» INSTRUCTION
Find the lines that hold the word "Dmitra" and return them.
## BEGIN
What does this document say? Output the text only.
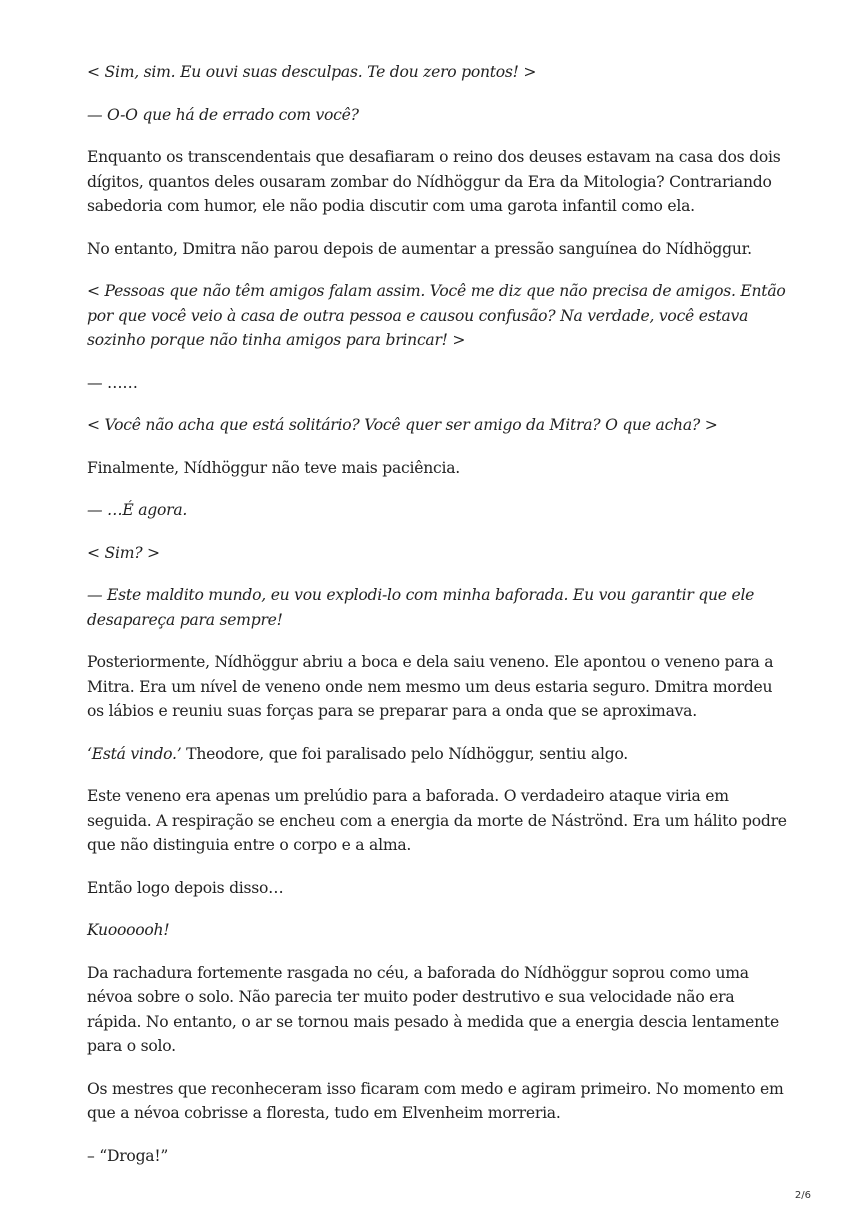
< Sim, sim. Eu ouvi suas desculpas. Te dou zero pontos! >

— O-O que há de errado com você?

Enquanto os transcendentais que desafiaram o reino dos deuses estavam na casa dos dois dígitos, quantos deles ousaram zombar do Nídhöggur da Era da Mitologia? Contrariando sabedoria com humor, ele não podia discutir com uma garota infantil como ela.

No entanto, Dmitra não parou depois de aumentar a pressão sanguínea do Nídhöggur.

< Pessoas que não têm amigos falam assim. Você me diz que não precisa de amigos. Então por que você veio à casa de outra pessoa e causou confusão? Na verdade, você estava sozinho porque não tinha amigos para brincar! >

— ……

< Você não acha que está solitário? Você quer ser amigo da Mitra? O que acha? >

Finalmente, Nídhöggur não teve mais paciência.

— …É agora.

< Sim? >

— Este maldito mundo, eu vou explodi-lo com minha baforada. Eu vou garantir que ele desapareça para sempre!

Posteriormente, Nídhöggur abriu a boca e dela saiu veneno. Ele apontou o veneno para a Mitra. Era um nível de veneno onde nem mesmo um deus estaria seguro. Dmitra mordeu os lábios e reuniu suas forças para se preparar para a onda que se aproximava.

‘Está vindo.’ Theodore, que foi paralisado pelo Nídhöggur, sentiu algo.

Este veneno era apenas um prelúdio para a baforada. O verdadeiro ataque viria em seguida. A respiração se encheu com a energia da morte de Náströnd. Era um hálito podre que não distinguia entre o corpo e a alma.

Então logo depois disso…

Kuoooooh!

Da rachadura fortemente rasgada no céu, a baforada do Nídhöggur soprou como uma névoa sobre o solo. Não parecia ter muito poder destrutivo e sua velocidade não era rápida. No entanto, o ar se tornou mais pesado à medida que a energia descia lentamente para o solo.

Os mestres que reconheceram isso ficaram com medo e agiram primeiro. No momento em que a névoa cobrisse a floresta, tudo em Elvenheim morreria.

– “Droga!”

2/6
## END
» SOLVED PROBLEM
No entanto, Dmitra não parou depois de aumentar a pressão sanguínea do Nídhöggur.
Posteriormente, Nídhöggur abriu a boca e dela saiu veneno. Ele apontou o veneno para a Mitra. Era um nível de veneno onde nem mesmo um deus estaria seguro. Dmitra mordeu os lábios e reuniu suas forças para se preparar para a onda que se aproximava.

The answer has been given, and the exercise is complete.